* _COMPLETE THE FOLLOWING_:
**a)** In the interview about staying busy during the shutdown, what role was the interviewee invited to play in the live reading of Blithe Spirit?
**b)** Carry on the interview about staying creative during the shutdown, picking up right after its final line.

* _TEXT FOR ANALYSIS_:
==========

Finally, take breaks from the news (I really should take my own advice on this one)! Listen to music, go for a walk if you can do so safely, take a drive if you have a car. Fresh air, sunshine, exercise, and a change of scenery can be very refreshing and just the lift you need.
How are you keeping your creative juices flowing?
I have been so very lucky in that regard! The ah-mazing Seth Rudetsky and James Wesley introduced me to the wonderful world of Stars in the House by having me as their special guest on June 1 (aka Leslie Uggams Day), and again on June 2! They also invited me to play Madame Arcati in a live reading of Blithe Spirit on Plays in the House. The brilliant Schele Williams directed, and we brought this old chestnut back to life for the 21st century by doing it with a fully diverse cast. Unfortunately, some troublesome poltergeists messed with my WiFi the first time we went live, but after a few weeks of upgrades and overall tech wizardry by my daughter, I was ready for round two. And it was magical! I’m telling you right now—when the lights of Broadway are back on, this same cast must do a revival with Schele at the helm. I mean, Merle Dandridge, Angel Desai, Montego Glover, William Jackson Harper, Kendyl Ito, and Thom Sesma. It was delicious!
I’ve also installed a sound studio in my closet (!) in order to do voiceover work for a new Netflix animated series scheduled for release in 2021. And, I just finished looping a scene for The Ravine, a wonderful new mystery-thriller based on the popular novel by Robert Pascuzzi. Next, I’m just waiting to hear when it will be safe to return to the set of Dotty and Soul, a movie we were filming in Oklahoma when the shutdown was ordered. Truly, I am very grateful that I have been able to keep busy. The walls of a New York City apartment can start to close in after three months at home!
Are you working on any theatrical projects during this time?

==========

* _EXTRACTED ENTRIES_:
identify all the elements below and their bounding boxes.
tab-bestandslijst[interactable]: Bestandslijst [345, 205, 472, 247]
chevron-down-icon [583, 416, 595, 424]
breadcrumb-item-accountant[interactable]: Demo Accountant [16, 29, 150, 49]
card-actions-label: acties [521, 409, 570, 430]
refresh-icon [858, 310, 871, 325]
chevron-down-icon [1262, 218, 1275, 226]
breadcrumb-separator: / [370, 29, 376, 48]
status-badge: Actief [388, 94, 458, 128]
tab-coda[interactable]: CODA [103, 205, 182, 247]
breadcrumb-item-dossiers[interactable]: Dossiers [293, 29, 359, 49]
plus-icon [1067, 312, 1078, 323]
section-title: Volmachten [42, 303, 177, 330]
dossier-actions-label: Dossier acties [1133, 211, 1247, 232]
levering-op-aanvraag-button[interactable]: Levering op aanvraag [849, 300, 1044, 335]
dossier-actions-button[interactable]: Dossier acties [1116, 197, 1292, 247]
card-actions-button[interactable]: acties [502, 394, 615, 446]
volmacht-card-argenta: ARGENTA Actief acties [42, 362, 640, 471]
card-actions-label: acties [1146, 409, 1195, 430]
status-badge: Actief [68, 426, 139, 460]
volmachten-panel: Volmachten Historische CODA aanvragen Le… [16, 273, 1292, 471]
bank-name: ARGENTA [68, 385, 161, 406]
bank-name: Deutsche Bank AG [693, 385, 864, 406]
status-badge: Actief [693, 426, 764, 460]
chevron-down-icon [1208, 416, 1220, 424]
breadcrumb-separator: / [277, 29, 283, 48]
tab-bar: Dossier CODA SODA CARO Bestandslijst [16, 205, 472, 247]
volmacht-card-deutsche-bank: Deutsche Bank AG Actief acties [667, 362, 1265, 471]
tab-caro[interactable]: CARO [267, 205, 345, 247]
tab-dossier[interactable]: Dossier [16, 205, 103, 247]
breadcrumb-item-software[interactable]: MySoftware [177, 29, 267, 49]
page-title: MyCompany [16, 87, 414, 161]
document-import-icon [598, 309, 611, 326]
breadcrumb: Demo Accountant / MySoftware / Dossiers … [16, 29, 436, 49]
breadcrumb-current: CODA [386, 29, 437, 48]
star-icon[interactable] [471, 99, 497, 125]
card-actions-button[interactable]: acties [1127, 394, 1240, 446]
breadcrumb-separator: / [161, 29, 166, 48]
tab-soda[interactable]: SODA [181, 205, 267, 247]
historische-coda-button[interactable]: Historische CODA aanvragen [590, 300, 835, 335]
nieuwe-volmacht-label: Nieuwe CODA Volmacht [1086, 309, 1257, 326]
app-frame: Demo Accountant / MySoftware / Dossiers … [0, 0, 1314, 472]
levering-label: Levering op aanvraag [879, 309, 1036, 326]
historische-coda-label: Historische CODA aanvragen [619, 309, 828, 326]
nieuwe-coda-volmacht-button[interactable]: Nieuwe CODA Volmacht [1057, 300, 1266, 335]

==========

* _ANSWERS FOR THE TASKS_:
**a)** Madame Arcati

**b)**
Well, we were scheduled to open Blue at the Apollo on Mother’s Day. Hopefully, we will still be able to do it at some point. We had a virtual table read via video chat not too long ago, and it’s pretty amazing how well it clicked, all things considered. Given the monumental importance of the Black Lives Matter movement at this point in time, I think it would be very meaningful to have Blue be one of the first plays produced upon Broadway’s return.
What organization(s) would you recommend people learn more about or donate to during this time of change?
It goes without saying that theatre, film, and TV have come to a screeching halt, and artists on stage or screen and off are out of work all over the country. So, The Actors Fund is the first that comes to mind. Traditional unemployment insurance doesn’t cover gig workers, and the PUA (special Pandemic Unemployment Assistance) program is full of loopholes that make it very hard to qualify. The Actors Fund is a godsend and fills a huge gap.
People should also support the NAACP Legal Defense Fund and the ACLU. These essential organizations work tirelessly for the rights of minorities and the underserved. I also think that the work of Stacey Abrams and Fair Fight is critical in registering people to vote and in fighting against the heinous voter suppression efforts that target Black and Brown communities especially.
Finally, Black Broadway artists have launched two very important initiatives in the past two weeks. We See You, White American Theater, and Black Theatre United are working to advance diversity efforts and inclusionary practices in theatres across the country. We are at a moment in America where we can finally make meaningful, lasting, systemic change. It’s going to take a lot of learning, a lot of discussions, a lot of advocacy, and a lot of action. But I feel a sea change coming with these protests. We in the Broadway community need to be joining in leading that charge.